__Exercise details__
Filter the lines below, copying only those with the string "kind".

* begin Recorded information *

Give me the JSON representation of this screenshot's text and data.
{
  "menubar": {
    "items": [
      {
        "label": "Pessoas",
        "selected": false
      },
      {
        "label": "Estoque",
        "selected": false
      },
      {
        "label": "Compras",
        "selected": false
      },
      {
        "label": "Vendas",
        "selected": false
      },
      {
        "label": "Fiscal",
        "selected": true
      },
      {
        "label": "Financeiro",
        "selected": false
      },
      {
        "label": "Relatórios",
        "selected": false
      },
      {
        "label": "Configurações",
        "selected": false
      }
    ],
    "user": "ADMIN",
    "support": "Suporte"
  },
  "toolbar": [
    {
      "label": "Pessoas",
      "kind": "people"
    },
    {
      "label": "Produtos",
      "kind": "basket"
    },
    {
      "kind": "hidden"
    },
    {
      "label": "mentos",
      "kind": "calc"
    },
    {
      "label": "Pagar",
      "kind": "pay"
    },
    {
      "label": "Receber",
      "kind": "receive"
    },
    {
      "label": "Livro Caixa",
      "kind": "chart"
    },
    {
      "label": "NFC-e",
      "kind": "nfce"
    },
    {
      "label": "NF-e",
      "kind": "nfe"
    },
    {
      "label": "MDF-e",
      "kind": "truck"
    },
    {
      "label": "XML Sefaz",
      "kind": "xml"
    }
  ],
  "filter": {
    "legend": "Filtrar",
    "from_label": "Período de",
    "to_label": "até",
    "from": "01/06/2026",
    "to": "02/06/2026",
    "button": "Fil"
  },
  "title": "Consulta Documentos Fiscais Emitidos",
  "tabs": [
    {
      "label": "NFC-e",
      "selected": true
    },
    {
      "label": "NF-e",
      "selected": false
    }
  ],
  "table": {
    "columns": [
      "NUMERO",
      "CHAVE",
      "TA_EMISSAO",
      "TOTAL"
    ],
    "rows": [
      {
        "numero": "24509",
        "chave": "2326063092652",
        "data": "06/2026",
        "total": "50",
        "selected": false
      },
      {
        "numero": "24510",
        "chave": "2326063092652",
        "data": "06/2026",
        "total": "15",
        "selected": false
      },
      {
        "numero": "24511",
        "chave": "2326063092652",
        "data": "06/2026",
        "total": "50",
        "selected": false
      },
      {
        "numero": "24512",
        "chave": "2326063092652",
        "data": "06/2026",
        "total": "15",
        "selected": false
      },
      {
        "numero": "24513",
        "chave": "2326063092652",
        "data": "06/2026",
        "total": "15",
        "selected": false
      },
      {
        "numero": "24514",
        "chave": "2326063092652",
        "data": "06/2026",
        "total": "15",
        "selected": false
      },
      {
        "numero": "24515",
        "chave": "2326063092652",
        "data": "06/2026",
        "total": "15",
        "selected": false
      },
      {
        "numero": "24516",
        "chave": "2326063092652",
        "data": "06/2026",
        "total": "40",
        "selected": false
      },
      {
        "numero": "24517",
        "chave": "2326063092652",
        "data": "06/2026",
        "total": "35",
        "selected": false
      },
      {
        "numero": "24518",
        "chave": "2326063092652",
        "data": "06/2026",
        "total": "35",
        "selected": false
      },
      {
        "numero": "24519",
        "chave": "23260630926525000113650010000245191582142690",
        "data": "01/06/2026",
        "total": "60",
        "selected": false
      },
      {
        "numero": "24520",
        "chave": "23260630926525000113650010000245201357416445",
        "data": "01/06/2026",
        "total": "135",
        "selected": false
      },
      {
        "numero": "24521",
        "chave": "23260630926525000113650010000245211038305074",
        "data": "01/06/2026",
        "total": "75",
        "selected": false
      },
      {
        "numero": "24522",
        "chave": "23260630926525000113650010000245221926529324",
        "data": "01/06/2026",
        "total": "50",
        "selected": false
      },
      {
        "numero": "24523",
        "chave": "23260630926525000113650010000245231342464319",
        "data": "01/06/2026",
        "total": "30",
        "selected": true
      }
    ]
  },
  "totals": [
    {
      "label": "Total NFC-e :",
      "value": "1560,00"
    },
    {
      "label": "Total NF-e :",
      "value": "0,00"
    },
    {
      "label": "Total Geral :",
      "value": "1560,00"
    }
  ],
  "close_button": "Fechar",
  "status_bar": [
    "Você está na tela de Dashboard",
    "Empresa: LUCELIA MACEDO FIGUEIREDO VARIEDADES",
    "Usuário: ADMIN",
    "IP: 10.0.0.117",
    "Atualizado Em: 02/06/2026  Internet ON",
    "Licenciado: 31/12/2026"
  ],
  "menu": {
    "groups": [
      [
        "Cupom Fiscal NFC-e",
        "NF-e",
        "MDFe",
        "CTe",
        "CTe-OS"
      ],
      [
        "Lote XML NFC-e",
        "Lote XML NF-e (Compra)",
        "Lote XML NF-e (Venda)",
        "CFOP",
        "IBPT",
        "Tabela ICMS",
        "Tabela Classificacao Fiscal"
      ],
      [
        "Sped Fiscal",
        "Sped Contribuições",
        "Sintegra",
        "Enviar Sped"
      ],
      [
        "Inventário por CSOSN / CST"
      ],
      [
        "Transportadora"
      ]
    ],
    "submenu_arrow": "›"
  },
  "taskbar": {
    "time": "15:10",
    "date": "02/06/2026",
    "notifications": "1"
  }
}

* end Recorded information *

__Result of this task__
      "kind": "people"
      "kind": "basket"
      "kind": "hidden"
      "kind": "calc"
      "kind": "pay"
      "kind": "receive"
      "kind": "chart"
      "kind": "nfce"
      "kind": "nfe"
      "kind": "truck"
      "kind": "xml"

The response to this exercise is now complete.